● **WORK TO BE COMPLETED**
Retype every entry word for word.

Part of a data file
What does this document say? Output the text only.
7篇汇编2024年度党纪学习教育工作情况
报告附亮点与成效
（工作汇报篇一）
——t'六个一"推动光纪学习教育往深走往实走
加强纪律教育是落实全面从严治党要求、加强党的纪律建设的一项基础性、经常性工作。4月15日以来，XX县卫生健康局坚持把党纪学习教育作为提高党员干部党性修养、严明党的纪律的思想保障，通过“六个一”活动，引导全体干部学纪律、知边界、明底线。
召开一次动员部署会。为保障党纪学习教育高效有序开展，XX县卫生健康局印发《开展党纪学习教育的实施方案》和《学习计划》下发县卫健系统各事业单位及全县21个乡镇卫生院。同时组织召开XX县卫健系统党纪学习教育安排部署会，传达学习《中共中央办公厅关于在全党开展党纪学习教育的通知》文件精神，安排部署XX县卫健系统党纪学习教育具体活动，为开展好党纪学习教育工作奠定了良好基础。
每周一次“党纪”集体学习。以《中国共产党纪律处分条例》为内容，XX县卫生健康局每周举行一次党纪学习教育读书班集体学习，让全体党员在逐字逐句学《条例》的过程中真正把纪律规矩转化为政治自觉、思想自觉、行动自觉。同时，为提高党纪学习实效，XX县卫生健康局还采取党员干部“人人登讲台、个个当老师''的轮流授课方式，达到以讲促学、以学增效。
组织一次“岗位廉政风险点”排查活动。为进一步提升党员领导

● **THE OUTPUT**
What does this document say? Output the text only.
7篇汇编2024年度党纪学习教育工作情况
报告附亮点与成效
（工作汇报篇一）
——t'六个一"推动光纪学习教育往深走往实走
加强纪律教育是落实全面从严治党要求、加强党的纪律建设的一项基础性、经常性工作。4月15日以来，XX县卫生健康局坚持把党纪学习教育作为提高党员干部党性修养、严明党的纪律的思想保障，通过“六个一”活动，引导全体干部学纪律、知边界、明底线。
召开一次动员部署会。为保障党纪学习教育高效有序开展，XX县卫生健康局印发《开展党纪学习教育的实施方案》和《学习计划》下发县卫健系统各事业单位及全县21个乡镇卫生院。同时组织召开XX县卫健系统党纪学习教育安排部署会，传达学习《中共中央办公厅关于在全党开展党纪学习教育的通知》文件精神，安排部署XX县卫健系统党纪学习教育具体活动，为开展好党纪学习教育工作奠定了良好基础。
每周一次“党纪”集体学习。以《中国共产党纪律处分条例》为内容，XX县卫生健康局每周举行一次党纪学习教育读书班集体学习，让全体党员在逐字逐句学《条例》的过程中真正把纪律规矩转化为政治自觉、思想自觉、行动自觉。同时，为提高党纪学习实效，XX县卫生健康局还采取党员干部“人人登讲台、个个当老师''的轮流授课方式，达到以讲促学、以学增效。
组织一次“岗位廉政风险点”排查活动。为进一步提升党员领导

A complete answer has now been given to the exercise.